▶ _YOUR GOAL_
From the entries below, copy out every line with "ARTMASI" in it.

-- BEGIN MATERIAL --

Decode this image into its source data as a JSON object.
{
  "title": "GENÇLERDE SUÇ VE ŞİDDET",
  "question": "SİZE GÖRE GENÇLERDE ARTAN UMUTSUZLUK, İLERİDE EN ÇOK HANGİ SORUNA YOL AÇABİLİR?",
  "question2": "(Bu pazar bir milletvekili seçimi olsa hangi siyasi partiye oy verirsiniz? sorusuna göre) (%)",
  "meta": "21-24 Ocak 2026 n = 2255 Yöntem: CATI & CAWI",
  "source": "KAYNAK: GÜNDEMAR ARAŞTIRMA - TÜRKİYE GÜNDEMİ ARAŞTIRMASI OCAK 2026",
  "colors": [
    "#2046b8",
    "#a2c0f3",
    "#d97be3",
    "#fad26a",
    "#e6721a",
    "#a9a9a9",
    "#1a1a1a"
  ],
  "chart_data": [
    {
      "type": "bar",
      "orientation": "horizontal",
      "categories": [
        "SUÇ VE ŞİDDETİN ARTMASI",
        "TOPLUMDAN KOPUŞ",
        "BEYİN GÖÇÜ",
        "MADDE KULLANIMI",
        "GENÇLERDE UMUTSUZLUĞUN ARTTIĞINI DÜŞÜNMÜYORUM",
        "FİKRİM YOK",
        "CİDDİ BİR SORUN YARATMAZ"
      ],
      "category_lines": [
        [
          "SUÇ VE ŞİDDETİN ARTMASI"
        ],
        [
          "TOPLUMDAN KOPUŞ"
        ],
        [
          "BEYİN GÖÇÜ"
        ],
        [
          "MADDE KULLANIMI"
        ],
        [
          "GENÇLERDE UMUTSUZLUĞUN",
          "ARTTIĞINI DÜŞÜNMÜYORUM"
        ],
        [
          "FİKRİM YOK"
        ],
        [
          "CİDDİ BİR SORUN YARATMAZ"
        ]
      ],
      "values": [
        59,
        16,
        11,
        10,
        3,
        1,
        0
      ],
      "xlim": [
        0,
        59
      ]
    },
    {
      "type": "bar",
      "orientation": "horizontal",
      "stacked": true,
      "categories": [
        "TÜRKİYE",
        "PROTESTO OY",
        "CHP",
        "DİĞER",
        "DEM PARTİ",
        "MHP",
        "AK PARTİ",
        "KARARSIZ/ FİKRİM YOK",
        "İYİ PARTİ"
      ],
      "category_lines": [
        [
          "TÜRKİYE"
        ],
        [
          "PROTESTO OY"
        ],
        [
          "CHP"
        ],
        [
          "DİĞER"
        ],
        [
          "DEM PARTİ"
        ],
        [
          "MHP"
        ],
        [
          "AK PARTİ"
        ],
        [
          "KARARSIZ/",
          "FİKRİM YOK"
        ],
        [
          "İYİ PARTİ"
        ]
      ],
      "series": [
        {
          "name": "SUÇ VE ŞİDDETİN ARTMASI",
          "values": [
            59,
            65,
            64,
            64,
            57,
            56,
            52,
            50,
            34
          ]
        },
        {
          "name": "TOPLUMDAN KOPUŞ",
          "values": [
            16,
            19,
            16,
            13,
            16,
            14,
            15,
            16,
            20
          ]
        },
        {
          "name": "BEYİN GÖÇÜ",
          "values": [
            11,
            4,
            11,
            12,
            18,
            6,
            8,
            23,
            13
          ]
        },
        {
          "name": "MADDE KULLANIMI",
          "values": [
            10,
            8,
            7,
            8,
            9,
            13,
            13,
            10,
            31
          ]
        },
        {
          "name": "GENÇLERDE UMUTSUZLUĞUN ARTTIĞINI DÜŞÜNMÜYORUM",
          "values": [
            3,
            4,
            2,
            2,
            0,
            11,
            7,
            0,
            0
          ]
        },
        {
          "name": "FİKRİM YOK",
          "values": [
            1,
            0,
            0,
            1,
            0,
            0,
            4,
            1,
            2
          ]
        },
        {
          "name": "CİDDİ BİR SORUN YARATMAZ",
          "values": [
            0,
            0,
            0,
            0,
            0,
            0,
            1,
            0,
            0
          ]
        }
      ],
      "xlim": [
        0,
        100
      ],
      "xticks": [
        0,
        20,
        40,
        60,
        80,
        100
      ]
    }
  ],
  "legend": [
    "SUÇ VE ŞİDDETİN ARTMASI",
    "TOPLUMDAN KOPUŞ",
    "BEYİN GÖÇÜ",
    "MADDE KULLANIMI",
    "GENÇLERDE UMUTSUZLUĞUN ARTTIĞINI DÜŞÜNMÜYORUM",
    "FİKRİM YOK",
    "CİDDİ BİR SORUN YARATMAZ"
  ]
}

-- END MATERIAL --

▶ _FULL ANSWER_
        "SUÇ VE ŞİDDETİN ARTMASI",
          "SUÇ VE ŞİDDETİN ARTMASI"
          "name": "SUÇ VE ŞİDDETİN ARTMASI",
    "SUÇ VE ŞİDDETİN ARTMASI",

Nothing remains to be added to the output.